(Records excerpted from a collection)
++++++++

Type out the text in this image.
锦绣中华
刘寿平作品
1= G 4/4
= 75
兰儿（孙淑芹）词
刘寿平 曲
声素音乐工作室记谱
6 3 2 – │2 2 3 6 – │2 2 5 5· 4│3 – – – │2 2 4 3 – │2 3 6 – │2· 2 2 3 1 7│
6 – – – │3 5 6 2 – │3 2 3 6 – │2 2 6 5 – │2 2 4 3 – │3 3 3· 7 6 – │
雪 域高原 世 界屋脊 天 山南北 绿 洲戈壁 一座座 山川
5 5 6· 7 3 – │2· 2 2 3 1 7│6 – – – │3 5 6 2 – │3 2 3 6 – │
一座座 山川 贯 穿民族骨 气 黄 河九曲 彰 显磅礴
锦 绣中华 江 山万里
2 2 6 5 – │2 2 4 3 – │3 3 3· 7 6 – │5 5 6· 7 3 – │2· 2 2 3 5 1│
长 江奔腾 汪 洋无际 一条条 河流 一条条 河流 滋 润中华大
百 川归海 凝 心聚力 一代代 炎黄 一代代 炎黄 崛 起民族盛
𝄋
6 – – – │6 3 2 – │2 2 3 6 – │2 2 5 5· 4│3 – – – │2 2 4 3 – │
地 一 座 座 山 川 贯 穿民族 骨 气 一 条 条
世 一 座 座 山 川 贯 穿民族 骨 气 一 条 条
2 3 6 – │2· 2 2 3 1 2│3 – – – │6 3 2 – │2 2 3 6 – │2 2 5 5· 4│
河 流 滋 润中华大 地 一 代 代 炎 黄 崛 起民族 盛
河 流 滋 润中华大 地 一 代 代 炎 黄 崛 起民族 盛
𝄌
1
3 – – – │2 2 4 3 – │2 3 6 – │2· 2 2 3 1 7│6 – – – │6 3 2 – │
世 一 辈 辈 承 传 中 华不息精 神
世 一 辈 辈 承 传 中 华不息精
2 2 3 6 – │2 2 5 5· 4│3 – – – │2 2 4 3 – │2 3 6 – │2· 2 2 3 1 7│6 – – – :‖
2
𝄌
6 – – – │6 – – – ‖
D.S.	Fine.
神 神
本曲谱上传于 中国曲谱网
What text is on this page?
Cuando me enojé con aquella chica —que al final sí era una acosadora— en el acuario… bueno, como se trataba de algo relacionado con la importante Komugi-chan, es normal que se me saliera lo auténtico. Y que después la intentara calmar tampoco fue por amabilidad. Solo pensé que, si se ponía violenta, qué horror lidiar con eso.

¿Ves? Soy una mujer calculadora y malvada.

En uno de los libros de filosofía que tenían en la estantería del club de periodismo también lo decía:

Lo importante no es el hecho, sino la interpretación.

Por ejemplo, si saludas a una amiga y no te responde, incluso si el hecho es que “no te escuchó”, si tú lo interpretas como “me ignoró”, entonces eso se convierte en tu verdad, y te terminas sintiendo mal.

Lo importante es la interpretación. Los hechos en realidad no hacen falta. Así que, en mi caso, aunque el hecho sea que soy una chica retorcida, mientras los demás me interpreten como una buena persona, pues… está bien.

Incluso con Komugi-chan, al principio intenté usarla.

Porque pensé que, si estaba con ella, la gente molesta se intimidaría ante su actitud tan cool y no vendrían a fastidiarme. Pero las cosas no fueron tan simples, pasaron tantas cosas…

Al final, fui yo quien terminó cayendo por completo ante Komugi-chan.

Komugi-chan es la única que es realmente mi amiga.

++++++++

- **WHAT YOU NEED TO DO**
From the listing above, copy out each line where the word "chica" appears.

- **EXPECTED ANSWER**
Cuando me enojé con aquella chica —que al final sí era una acosadora— en el acuario… bueno, como se trataba de algo relacionado con la importante Komugi-chan, es normal que se me saliera lo auténtico. Y que después la intentara calmar tampoco fue por amabilidad. Solo pensé que, si se ponía violenta, qué horror lidiar con eso.
Lo importante es la interpretación. Los hechos en realidad no hacen falta. Así que, en mi caso, aunque el hecho sea que soy una chica retorcida, mientras los demás me interpreten como una buena persona, pues… está bien.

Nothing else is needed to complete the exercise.